--- start EXERCISE INPUTS ---

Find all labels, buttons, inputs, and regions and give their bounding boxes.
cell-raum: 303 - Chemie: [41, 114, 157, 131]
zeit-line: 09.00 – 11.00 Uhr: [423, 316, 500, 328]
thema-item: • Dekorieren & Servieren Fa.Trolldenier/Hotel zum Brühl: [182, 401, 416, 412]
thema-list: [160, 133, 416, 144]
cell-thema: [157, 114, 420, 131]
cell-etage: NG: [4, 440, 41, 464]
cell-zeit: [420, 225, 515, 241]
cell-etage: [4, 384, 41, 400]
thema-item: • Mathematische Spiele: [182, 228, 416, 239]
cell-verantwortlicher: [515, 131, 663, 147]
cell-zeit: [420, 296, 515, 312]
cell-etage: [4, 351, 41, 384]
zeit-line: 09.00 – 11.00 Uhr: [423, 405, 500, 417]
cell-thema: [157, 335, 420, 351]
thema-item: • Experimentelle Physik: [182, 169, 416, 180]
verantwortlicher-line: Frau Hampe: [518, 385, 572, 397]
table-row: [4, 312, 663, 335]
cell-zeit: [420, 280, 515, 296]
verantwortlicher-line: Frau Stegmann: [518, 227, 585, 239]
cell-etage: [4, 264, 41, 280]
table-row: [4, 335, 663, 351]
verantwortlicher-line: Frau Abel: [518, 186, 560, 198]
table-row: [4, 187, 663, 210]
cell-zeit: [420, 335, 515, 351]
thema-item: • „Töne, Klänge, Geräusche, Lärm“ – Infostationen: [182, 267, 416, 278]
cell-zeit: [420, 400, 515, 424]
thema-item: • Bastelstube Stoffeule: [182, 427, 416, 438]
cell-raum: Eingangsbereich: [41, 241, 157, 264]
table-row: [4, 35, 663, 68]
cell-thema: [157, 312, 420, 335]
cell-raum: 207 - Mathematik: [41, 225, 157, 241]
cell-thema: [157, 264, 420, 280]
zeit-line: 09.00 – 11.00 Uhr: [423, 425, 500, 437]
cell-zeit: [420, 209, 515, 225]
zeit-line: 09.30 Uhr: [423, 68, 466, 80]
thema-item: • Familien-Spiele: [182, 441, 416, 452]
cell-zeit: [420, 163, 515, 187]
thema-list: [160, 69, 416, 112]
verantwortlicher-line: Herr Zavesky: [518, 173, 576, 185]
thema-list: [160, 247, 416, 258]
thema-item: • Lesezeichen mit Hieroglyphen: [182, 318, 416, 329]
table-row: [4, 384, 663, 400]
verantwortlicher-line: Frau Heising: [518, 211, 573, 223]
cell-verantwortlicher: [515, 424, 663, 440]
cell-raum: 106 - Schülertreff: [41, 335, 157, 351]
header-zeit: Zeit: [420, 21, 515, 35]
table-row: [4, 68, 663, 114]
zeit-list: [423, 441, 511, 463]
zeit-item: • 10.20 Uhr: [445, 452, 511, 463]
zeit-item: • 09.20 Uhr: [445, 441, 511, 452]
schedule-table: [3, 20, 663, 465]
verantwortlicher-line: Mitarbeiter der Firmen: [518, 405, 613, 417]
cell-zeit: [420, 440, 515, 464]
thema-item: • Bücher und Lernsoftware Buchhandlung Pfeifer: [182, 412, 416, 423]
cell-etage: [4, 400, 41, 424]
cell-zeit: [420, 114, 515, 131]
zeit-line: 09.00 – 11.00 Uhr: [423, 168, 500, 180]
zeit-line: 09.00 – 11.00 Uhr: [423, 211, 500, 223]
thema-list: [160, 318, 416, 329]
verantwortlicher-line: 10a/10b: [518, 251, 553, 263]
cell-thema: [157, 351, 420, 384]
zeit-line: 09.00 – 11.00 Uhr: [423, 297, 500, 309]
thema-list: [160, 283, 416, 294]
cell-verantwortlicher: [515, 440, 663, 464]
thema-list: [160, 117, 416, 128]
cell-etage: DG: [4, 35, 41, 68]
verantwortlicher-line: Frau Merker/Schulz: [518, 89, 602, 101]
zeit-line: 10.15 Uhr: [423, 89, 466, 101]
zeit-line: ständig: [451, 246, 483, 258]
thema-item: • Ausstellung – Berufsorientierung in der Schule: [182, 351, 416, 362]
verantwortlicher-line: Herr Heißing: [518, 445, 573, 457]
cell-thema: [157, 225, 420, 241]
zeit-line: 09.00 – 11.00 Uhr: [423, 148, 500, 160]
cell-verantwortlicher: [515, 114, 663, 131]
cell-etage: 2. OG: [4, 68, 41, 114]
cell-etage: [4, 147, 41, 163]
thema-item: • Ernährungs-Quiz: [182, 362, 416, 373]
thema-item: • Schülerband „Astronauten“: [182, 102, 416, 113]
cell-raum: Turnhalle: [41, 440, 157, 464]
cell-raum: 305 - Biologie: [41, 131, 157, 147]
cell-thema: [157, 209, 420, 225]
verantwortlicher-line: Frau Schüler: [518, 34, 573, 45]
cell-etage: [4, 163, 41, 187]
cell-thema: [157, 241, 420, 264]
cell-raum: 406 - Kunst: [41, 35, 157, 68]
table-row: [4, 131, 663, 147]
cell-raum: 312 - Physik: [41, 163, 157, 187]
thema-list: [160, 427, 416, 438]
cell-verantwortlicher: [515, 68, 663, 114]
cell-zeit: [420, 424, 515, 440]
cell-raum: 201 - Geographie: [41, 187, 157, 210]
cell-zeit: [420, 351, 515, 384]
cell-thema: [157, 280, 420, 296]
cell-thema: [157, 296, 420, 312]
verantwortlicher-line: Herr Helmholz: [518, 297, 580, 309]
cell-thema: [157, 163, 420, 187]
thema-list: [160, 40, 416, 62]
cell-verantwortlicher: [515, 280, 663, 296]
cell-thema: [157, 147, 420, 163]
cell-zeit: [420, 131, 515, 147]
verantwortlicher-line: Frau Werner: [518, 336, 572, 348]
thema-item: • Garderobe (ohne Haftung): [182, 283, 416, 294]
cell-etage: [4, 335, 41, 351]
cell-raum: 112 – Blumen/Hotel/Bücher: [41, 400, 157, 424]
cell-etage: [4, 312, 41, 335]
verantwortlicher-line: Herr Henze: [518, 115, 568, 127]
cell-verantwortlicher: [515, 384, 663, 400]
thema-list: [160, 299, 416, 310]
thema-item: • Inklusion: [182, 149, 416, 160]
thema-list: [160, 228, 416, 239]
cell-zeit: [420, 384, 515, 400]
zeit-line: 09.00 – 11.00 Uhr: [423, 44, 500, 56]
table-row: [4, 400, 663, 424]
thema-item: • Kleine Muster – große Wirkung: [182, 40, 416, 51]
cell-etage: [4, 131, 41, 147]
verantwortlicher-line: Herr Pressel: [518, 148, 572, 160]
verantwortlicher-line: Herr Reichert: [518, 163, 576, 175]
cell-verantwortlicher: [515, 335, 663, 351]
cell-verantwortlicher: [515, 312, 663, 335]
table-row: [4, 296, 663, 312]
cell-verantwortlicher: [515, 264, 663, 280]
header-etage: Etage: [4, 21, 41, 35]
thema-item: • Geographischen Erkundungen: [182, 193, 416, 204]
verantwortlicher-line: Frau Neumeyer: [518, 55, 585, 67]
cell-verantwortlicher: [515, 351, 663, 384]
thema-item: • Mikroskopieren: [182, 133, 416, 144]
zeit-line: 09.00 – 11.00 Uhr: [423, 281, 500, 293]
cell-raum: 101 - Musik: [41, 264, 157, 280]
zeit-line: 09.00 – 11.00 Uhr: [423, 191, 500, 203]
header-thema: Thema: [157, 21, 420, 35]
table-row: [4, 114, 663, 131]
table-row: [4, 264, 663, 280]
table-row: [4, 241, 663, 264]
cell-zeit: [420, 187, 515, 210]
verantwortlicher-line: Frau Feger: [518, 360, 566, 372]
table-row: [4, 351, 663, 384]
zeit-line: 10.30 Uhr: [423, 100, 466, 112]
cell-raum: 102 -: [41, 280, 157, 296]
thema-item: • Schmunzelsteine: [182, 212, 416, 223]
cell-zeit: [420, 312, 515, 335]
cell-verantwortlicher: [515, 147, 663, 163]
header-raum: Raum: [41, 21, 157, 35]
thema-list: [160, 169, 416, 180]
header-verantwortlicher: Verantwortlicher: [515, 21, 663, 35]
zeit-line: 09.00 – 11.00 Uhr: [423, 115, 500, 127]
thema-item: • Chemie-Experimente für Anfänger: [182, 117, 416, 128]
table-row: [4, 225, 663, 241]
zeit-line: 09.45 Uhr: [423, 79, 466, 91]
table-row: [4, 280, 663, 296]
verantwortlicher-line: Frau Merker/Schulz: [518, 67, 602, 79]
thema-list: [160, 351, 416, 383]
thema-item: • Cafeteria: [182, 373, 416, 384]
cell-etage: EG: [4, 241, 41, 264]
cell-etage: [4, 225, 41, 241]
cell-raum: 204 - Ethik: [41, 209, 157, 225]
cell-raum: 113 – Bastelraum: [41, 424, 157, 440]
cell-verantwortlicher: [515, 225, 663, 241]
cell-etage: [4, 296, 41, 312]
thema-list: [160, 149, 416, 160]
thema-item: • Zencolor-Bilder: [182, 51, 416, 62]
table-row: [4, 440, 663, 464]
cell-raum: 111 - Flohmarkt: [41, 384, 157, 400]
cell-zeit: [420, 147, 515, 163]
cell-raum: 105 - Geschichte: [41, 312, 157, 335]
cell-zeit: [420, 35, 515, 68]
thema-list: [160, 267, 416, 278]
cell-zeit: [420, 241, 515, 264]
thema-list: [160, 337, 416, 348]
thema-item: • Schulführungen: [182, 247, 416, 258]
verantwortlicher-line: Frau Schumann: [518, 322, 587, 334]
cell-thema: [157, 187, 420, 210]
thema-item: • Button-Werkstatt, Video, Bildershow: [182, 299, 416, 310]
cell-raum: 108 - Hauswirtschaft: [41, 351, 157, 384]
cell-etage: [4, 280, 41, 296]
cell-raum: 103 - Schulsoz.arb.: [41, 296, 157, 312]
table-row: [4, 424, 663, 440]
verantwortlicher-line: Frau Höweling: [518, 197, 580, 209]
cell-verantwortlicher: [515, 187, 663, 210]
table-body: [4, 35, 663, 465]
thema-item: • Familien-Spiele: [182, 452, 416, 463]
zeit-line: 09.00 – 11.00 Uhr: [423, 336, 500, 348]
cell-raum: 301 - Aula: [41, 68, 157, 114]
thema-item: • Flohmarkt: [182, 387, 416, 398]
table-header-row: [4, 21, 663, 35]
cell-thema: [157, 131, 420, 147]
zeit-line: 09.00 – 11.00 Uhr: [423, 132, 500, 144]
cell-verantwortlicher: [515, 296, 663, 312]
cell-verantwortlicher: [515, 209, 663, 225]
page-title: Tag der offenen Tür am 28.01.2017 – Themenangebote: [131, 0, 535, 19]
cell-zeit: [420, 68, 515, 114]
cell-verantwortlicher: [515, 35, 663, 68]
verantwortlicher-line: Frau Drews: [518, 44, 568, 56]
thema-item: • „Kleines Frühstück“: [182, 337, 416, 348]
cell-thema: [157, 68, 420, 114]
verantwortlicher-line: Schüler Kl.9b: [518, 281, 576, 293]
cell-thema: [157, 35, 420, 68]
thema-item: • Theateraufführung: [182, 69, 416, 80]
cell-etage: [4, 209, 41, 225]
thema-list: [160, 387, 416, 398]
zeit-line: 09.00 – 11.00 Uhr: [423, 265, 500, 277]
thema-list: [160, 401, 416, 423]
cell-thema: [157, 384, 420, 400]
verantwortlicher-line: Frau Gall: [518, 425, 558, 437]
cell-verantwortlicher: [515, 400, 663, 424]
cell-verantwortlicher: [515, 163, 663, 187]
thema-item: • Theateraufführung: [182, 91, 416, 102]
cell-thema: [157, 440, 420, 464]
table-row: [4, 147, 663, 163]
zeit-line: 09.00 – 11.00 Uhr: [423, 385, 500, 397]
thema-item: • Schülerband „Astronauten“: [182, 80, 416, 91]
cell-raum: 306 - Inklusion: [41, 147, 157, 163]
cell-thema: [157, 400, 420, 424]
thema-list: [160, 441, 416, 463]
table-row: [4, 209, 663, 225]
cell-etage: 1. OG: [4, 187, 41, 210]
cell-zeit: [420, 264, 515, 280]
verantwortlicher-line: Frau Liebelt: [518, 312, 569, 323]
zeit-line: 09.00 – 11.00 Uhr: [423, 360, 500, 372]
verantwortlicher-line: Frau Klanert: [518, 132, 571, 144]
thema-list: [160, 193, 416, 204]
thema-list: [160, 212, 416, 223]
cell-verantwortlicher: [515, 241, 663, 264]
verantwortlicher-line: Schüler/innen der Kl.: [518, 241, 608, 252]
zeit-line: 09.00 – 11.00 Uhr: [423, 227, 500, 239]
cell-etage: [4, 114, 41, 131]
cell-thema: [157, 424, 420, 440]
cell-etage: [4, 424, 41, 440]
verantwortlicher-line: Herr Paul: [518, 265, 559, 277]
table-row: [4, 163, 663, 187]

--- end EXERCISE INPUTS ---

Rewrite the records from the start through the line holding "cell-zeit: [420, 296, 515, 312]", inclusive, with "thema-item" changed to "topic-item" and nothing else changed.

Find all labels, buttons, inputs, and regions and give their bounding boxes.
cell-raum: 303 - Chemie: [41, 114, 157, 131]
zeit-line: 09.00 – 11.00 Uhr: [423, 316, 500, 328]
topic-item: • Dekorieren & Servieren Fa.Trolldenier/Hotel zum Brühl: [182, 401, 416, 412]
thema-list: [160, 133, 416, 144]
cell-thema: [157, 114, 420, 131]
cell-etage: NG: [4, 440, 41, 464]
cell-zeit: [420, 225, 515, 241]
cell-etage: [4, 384, 41, 400]
topic-item: • Mathematische Spiele: [182, 228, 416, 239]
cell-verantwortlicher: [515, 131, 663, 147]
cell-zeit: [420, 296, 515, 312]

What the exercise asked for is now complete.